* Start *
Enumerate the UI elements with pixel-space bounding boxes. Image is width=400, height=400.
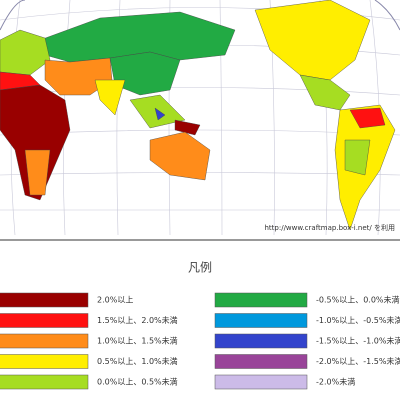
legend: 2.0%以上 1.5%以上、2.0%未満 1.0%以上、1.5%未満 0.5%以上、1…	[0, 292, 400, 390]
legend-swatch	[214, 354, 308, 369]
legend-label: -1.5%以上、-1.0%未満	[316, 336, 400, 346]
legend-swatch	[0, 333, 89, 349]
legend-label: -0.5%以上、0.0%未満	[316, 295, 400, 305]
legend-swatch	[214, 313, 308, 328]
legend-swatch	[214, 292, 308, 308]
legend-label: 1.0%以上、1.5%未満	[97, 336, 178, 346]
legend-swatch	[214, 374, 308, 390]
legend-swatch	[214, 333, 308, 349]
legend-swatch	[0, 354, 89, 369]
legend-title: 凡例	[188, 261, 212, 275]
legend-label: 1.5%以上、2.0%未満	[97, 315, 178, 325]
legend-label: -1.0%以上、-0.5%未満	[316, 315, 400, 325]
map: http://www.craftmap.box-i.net/ を利用	[0, 0, 400, 241]
legend-swatch	[0, 292, 89, 308]
legend-label: -2.0%未満	[316, 377, 355, 387]
credit: http://www.craftmap.box-i.net/ を利用	[264, 223, 395, 232]
legend-label: 0.5%以上、1.0%未満	[97, 356, 178, 366]
legend-label: 0.0%以上、0.5%未満	[97, 377, 178, 387]
legend-label: -2.0%以上、-1.5%未満	[316, 356, 400, 366]
legend-swatch	[0, 374, 89, 390]
legend-label: 2.0%以上	[97, 296, 133, 305]
legend-swatch	[0, 313, 89, 328]
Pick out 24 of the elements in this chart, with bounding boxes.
* End *
Return the lines of the records unchanged, from the line containing "legend: 2.0%以上 1.5%以上、2.0%未満" through the final line of the records.

▶ _Response to this exercise_
legend: 2.0%以上 1.5%以上、2.0%未満 1.0%以上、1.5%未満 0.5%以上、1…	[0, 292, 400, 390]
legend-swatch	[214, 354, 308, 369]
legend-label: -1.5%以上、-1.0%未満	[316, 336, 400, 346]
legend-swatch	[0, 333, 89, 349]
legend-label: -0.5%以上、0.0%未満	[316, 295, 400, 305]
legend-swatch	[214, 313, 308, 328]
legend-swatch	[214, 292, 308, 308]
legend-label: 1.0%以上、1.5%未満	[97, 336, 178, 346]
legend-swatch	[214, 374, 308, 390]
legend-swatch	[214, 333, 308, 349]
legend-swatch	[0, 354, 89, 369]
legend-title: 凡例	[188, 261, 212, 275]
legend-label: 1.5%以上、2.0%未満	[97, 315, 178, 325]
legend-label: -1.0%以上、-0.5%未満	[316, 315, 400, 325]
map: http://www.craftmap.box-i.net/ を利用	[0, 0, 400, 241]
legend-swatch	[0, 292, 89, 308]
legend-label: -2.0%未満	[316, 377, 355, 387]
credit: http://www.craftmap.box-i.net/ を利用	[264, 223, 395, 232]
legend-label: 0.5%以上、1.0%未満	[97, 356, 178, 366]
legend-label: 0.0%以上、0.5%未満	[97, 377, 178, 387]
legend-label: -2.0%以上、-1.5%未満	[316, 356, 400, 366]
legend-swatch	[0, 374, 89, 390]
legend-label: 2.0%以上	[97, 296, 133, 305]
legend-swatch	[0, 313, 89, 328]
Pick out 24 of the elements in this chart, with bounding boxes.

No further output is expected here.